- **WORK TO BE COMPLETED**:
From the entries below, work out the number of lines that hold the word "FluMist", and give that number alone.
** start of DATA SUPPLIED **
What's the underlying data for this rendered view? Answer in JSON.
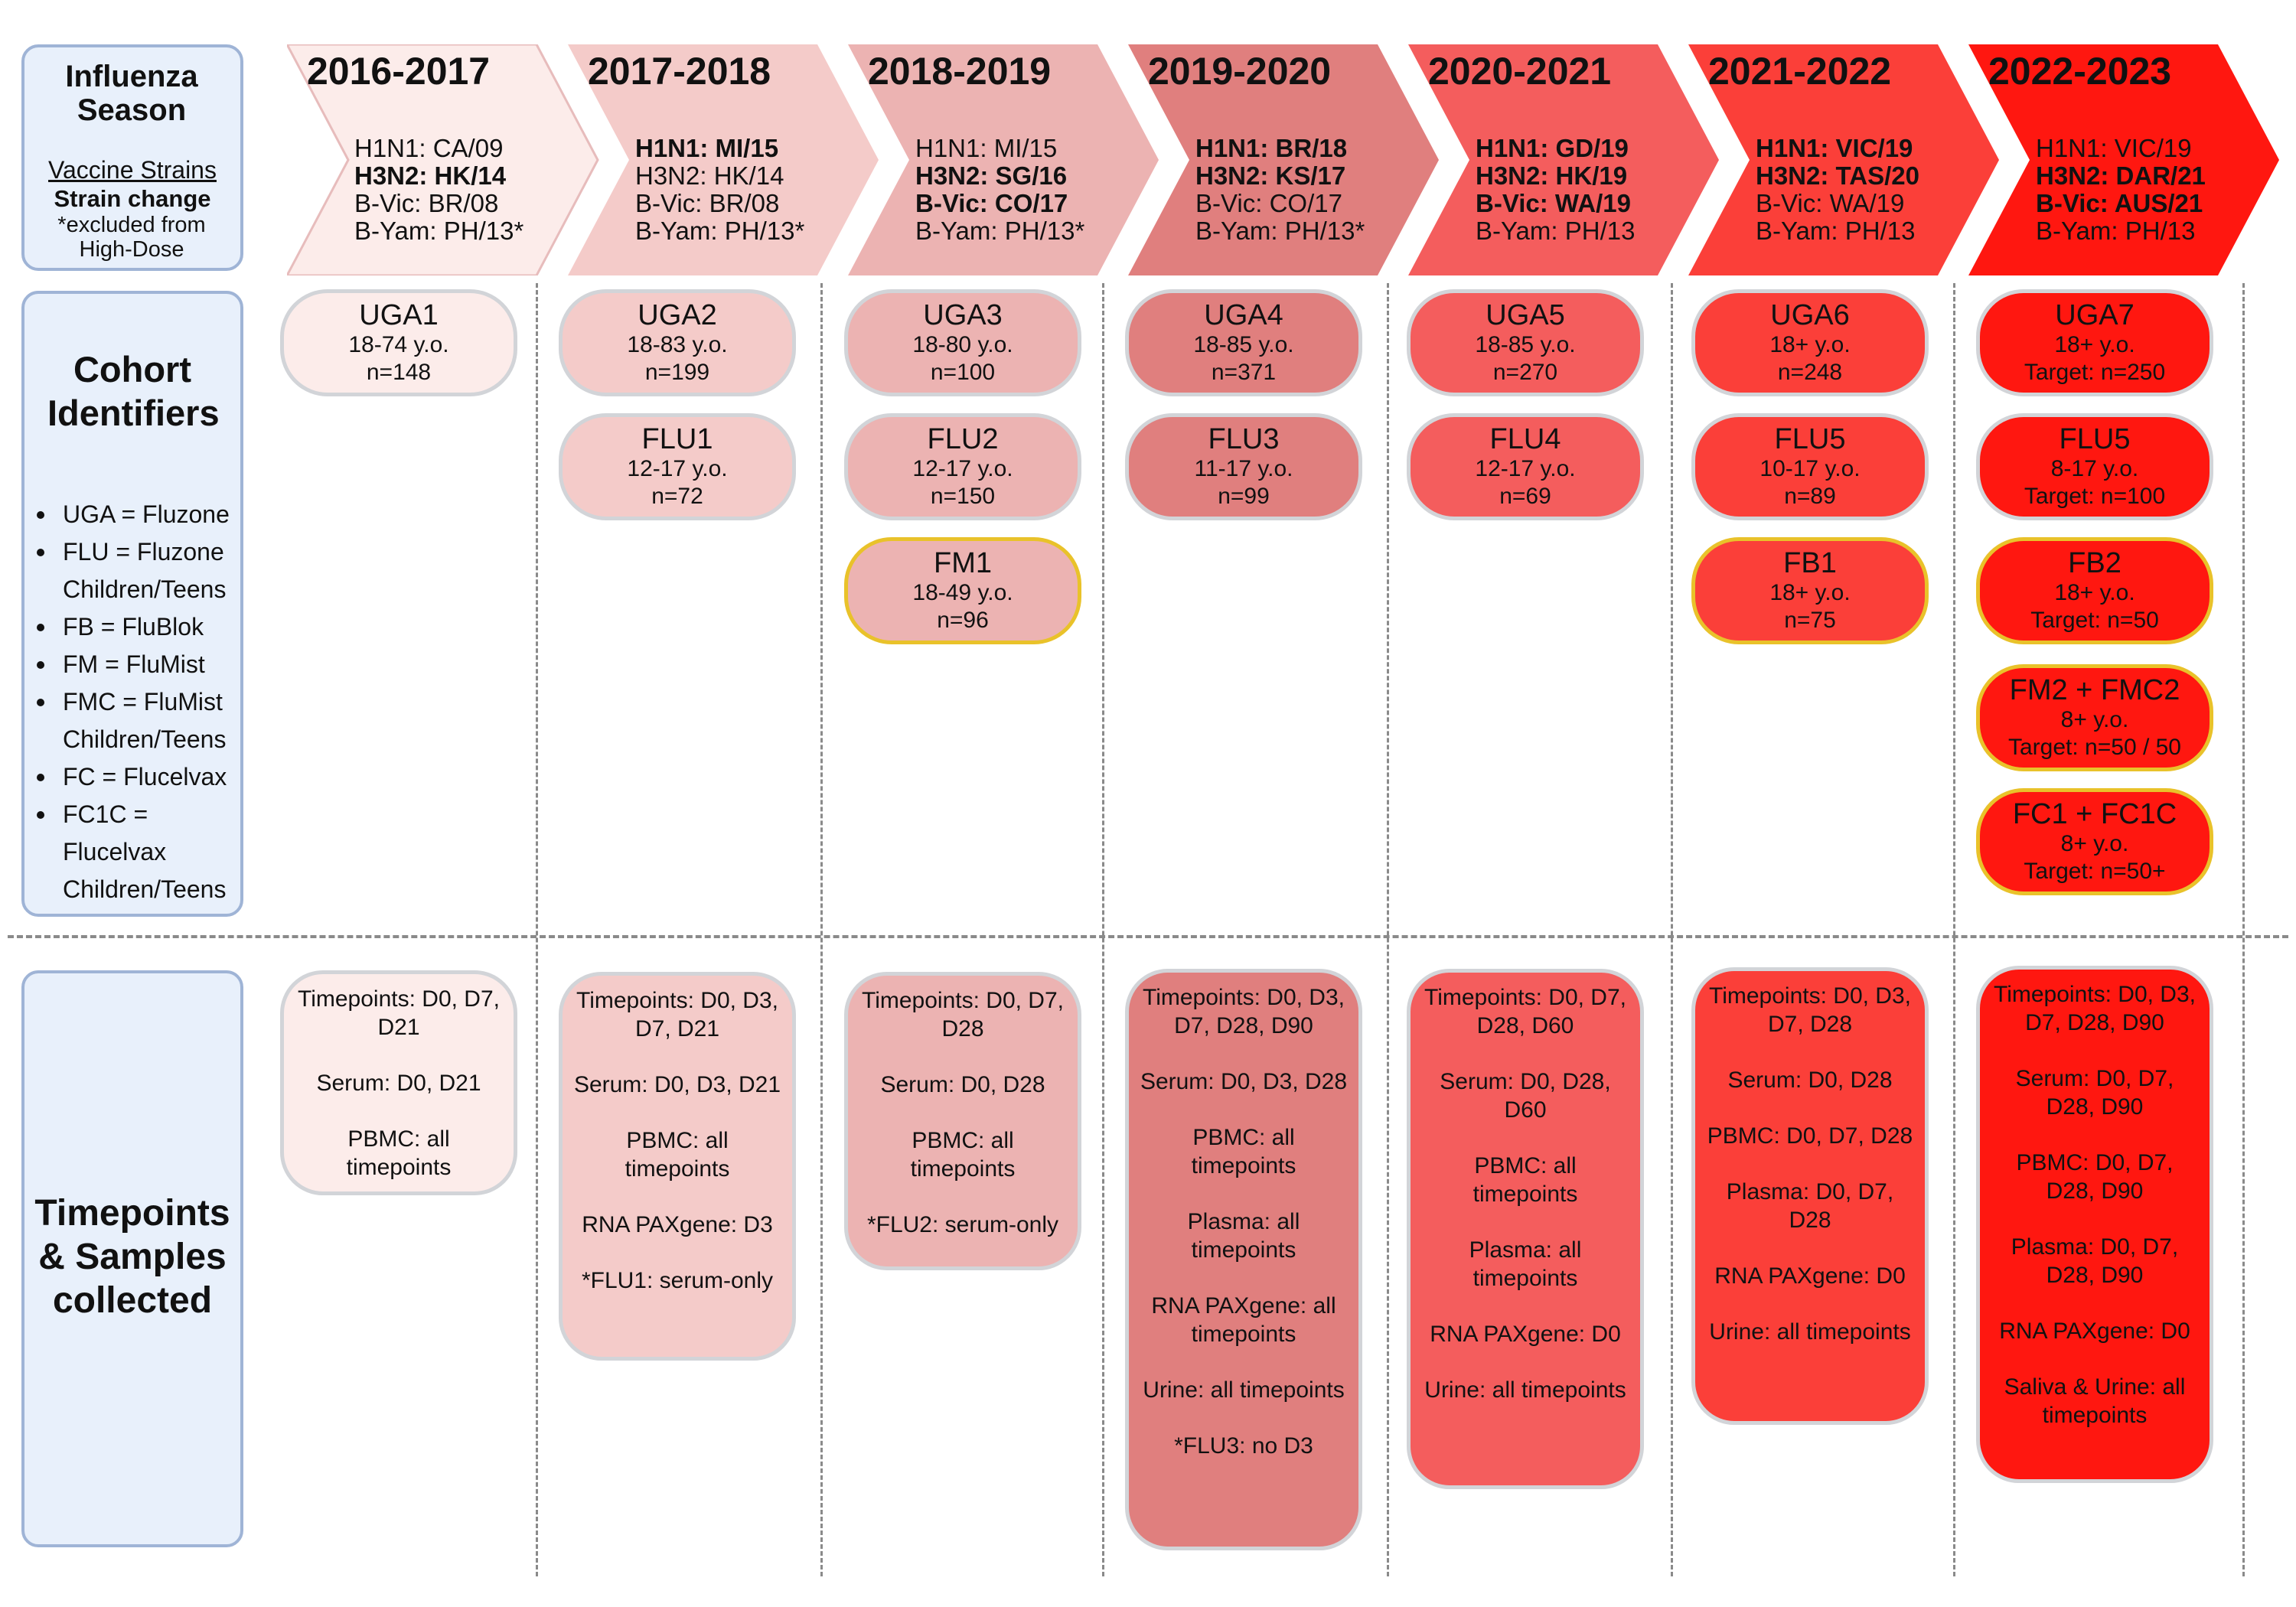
{
  "sidebar": {
    "season_title": "Influenza Season",
    "vaccine_strains": "Vaccine Strains",
    "strain_change": "Strain change",
    "excluded_note": "*excluded from High-Dose",
    "cohort_title": "Cohort Identifiers",
    "legend": [
      "UGA = Fluzone",
      "FLU = Fluzone Children/Teens",
      "FB = FluBlok",
      "FM = FluMist",
      "FMC = FluMist Children/Teens",
      "FC = Flucelvax",
      "FC1C = Flucelvax Children/Teens"
    ],
    "samples_title": "Timepoints & Samples collected"
  },
  "seasons": [
    {
      "label": "2016-2017",
      "color": "#fcecea",
      "strains": [
        {
          "text": "H1N1: CA/09",
          "bold": false
        },
        {
          "text": "H3N2: HK/14",
          "bold": true
        },
        {
          "text": "B-Vic: BR/08",
          "bold": false
        },
        {
          "text": "B-Yam: PH/13*",
          "bold": false
        }
      ],
      "cohorts": [
        {
          "name": "UGA1",
          "lines": [
            "18-74 y.o.",
            "n=148"
          ],
          "gold": false
        }
      ],
      "samples": [
        "Timepoints: D0, D7, D21",
        "Serum: D0, D21",
        "PBMC: all timepoints"
      ]
    },
    {
      "label": "2017-2018",
      "color": "#f4cbc9",
      "strains": [
        {
          "text": "H1N1: MI/15",
          "bold": true
        },
        {
          "text": "H3N2: HK/14",
          "bold": false
        },
        {
          "text": "B-Vic: BR/08",
          "bold": false
        },
        {
          "text": "B-Yam: PH/13*",
          "bold": false
        }
      ],
      "cohorts": [
        {
          "name": "UGA2",
          "lines": [
            "18-83 y.o.",
            "n=199"
          ],
          "gold": false
        },
        {
          "name": "FLU1",
          "lines": [
            "12-17 y.o.",
            "n=72"
          ],
          "gold": false
        }
      ],
      "samples": [
        "Timepoints: D0, D3, D7, D21",
        "Serum: D0, D3, D21",
        "PBMC: all timepoints",
        "RNA PAXgene: D3",
        "*FLU1: serum-only"
      ]
    },
    {
      "label": "2018-2019",
      "color": "#ecb3b2",
      "strains": [
        {
          "text": "H1N1: MI/15",
          "bold": false
        },
        {
          "text": "H3N2: SG/16",
          "bold": true
        },
        {
          "text": "B-Vic: CO/17",
          "bold": true
        },
        {
          "text": "B-Yam: PH/13*",
          "bold": false
        }
      ],
      "cohorts": [
        {
          "name": "UGA3",
          "lines": [
            "18-80 y.o.",
            "n=100"
          ],
          "gold": false
        },
        {
          "name": "FLU2",
          "lines": [
            "12-17 y.o.",
            "n=150"
          ],
          "gold": false
        },
        {
          "name": "FM1",
          "lines": [
            "18-49 y.o.",
            "n=96"
          ],
          "gold": true
        }
      ],
      "samples": [
        "Timepoints: D0, D7, D28",
        "Serum: D0, D28",
        "PBMC: all timepoints",
        "*FLU2: serum-only"
      ]
    },
    {
      "label": "2019-2020",
      "color": "#e07f7e",
      "strains": [
        {
          "text": "H1N1: BR/18",
          "bold": true
        },
        {
          "text": "H3N2: KS/17",
          "bold": true
        },
        {
          "text": "B-Vic: CO/17",
          "bold": false
        },
        {
          "text": "B-Yam: PH/13*",
          "bold": false
        }
      ],
      "cohorts": [
        {
          "name": "UGA4",
          "lines": [
            "18-85 y.o.",
            "n=371"
          ],
          "gold": false
        },
        {
          "name": "FLU3",
          "lines": [
            "11-17 y.o.",
            "n=99"
          ],
          "gold": false
        }
      ],
      "samples": [
        "Timepoints: D0, D3, D7, D28, D90",
        "Serum: D0, D3, D28",
        "PBMC: all timepoints",
        "Plasma: all timepoints",
        "RNA PAXgene: all timepoints",
        "Urine: all timepoints",
        "*FLU3: no D3"
      ]
    },
    {
      "label": "2020-2021",
      "color": "#f45d5d",
      "strains": [
        {
          "text": "H1N1: GD/19",
          "bold": true
        },
        {
          "text": "H3N2: HK/19",
          "bold": true
        },
        {
          "text": "B-Vic: WA/19",
          "bold": true
        },
        {
          "text": "B-Yam: PH/13",
          "bold": false
        }
      ],
      "cohorts": [
        {
          "name": "UGA5",
          "lines": [
            "18-85 y.o.",
            "n=270"
          ],
          "gold": false
        },
        {
          "name": "FLU4",
          "lines": [
            "12-17 y.o.",
            "n=69"
          ],
          "gold": false
        }
      ],
      "samples": [
        "Timepoints: D0, D7, D28, D60",
        "Serum: D0, D28, D60",
        "PBMC: all timepoints",
        "Plasma: all timepoints",
        "RNA PAXgene: D0",
        "Urine: all timepoints"
      ]
    },
    {
      "label": "2021-2022",
      "color": "#fb3f39",
      "strains": [
        {
          "text": "H1N1: VIC/19",
          "bold": true
        },
        {
          "text": "H3N2: TAS/20",
          "bold": true
        },
        {
          "text": "B-Vic: WA/19",
          "bold": false
        },
        {
          "text": "B-Yam: PH/13",
          "bold": false
        }
      ],
      "cohorts": [
        {
          "name": "UGA6",
          "lines": [
            "18+ y.o.",
            "n=248"
          ],
          "gold": false
        },
        {
          "name": "FLU5",
          "lines": [
            "10-17 y.o.",
            "n=89"
          ],
          "gold": false
        },
        {
          "name": "FB1",
          "lines": [
            "18+ y.o.",
            "n=75"
          ],
          "gold": true
        }
      ],
      "samples": [
        "Timepoints: D0, D3, D7, D28",
        "Serum: D0, D28",
        "PBMC: D0, D7, D28",
        "Plasma: D0, D7, D28",
        "RNA PAXgene: D0",
        "Urine: all timepoints"
      ]
    },
    {
      "label": "2022-2023",
      "color": "#ff1710",
      "strains": [
        {
          "text": "H1N1: VIC/19",
          "bold": false
        },
        {
          "text": "H3N2: DAR/21",
          "bold": true
        },
        {
          "text": "B-Vic: AUS/21",
          "bold": true
        },
        {
          "text": "B-Yam: PH/13",
          "bold": false
        }
      ],
      "cohorts": [
        {
          "name": "UGA7",
          "lines": [
            "18+ y.o.",
            "Target: n=250"
          ],
          "gold": false
        },
        {
          "name": "FLU5",
          "lines": [
            "8-17 y.o.",
            "Target: n=100"
          ],
          "gold": false
        },
        {
          "name": "FB2",
          "lines": [
            "18+ y.o.",
            "Target: n=50"
          ],
          "gold": true
        },
        {
          "name": "FM2 + FMC2",
          "lines": [
            "8+ y.o.",
            "Target: n=50 / 50"
          ],
          "gold": true
        },
        {
          "name": "FC1 + FC1C",
          "lines": [
            "8+ y.o.",
            "Target: n=50+"
          ],
          "gold": true
        }
      ],
      "samples": [
        "Timepoints: D0, D3, D7, D28, D90",
        "Serum: D0, D7, D28, D90",
        "PBMC: D0, D7, D28, D90",
        "Plasma: D0, D7, D28, D90",
        "RNA PAXgene: D0",
        "Saliva & Urine: all timepoints"
      ]
    }
  ]
}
** end of DATA SUPPLIED **
- **SOLVED PROBLEM**:
2